++++ INPUT DATA ++++

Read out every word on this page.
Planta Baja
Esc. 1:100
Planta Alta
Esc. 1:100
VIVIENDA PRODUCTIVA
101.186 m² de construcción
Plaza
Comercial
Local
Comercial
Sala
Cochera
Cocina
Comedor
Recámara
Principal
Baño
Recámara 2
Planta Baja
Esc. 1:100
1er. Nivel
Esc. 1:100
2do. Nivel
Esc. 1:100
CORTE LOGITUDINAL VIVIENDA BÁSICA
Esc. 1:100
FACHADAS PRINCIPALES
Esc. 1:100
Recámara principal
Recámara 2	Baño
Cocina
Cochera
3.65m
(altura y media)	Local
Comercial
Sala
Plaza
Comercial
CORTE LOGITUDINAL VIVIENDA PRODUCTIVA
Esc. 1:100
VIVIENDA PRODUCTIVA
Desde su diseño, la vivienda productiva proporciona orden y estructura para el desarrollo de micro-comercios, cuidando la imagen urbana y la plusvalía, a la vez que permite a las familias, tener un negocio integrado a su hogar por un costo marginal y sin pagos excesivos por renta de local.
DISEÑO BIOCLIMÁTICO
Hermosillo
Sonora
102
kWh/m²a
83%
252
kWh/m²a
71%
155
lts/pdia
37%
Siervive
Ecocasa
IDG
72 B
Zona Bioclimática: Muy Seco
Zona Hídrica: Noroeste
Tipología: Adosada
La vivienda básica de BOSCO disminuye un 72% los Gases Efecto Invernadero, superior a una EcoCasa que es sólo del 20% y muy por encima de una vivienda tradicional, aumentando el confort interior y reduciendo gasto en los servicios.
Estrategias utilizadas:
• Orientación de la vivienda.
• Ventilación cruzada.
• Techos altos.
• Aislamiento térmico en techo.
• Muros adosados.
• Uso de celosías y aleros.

++++

TO BE DONE: Retype all of the entries precisely as they are.

RIGHT ANSWER:
Read out every word on this page.
Planta Baja
Esc. 1:100
Planta Alta
Esc. 1:100
VIVIENDA PRODUCTIVA
101.186 m² de construcción
Plaza
Comercial
Local
Comercial
Sala
Cochera
Cocina
Comedor
Recámara
Principal
Baño
Recámara 2
Planta Baja
Esc. 1:100
1er. Nivel
Esc. 1:100
2do. Nivel
Esc. 1:100
CORTE LOGITUDINAL VIVIENDA BÁSICA
Esc. 1:100
FACHADAS PRINCIPALES
Esc. 1:100
Recámara principal
Recámara 2	Baño
Cocina
Cochera
3.65m
(altura y media)	Local
Comercial
Sala
Plaza
Comercial
CORTE LOGITUDINAL VIVIENDA PRODUCTIVA
Esc. 1:100
VIVIENDA PRODUCTIVA
Desde su diseño, la vivienda productiva proporciona orden y estructura para el desarrollo de micro-comercios, cuidando la imagen urbana y la plusvalía, a la vez que permite a las familias, tener un negocio integrado a su hogar por un costo marginal y sin pagos excesivos por renta de local.
DISEÑO BIOCLIMÁTICO
Hermosillo
Sonora
102
kWh/m²a
83%
252
kWh/m²a
71%
155
lts/pdia
37%
Siervive
Ecocasa
IDG
72 B
Zona Bioclimática: Muy Seco
Zona Hídrica: Noroeste
Tipología: Adosada
La vivienda básica de BOSCO disminuye un 72% los Gases Efecto Invernadero, superior a una EcoCasa que es sólo del 20% y muy por encima de una vivienda tradicional, aumentando el confort interior y reduciendo gasto en los servicios.
Estrategias utilizadas:
• Orientación de la vivienda.
• Ventilación cruzada.
• Techos altos.
• Aislamiento térmico en techo.
• Muros adosados.
• Uso de celosías y aleros.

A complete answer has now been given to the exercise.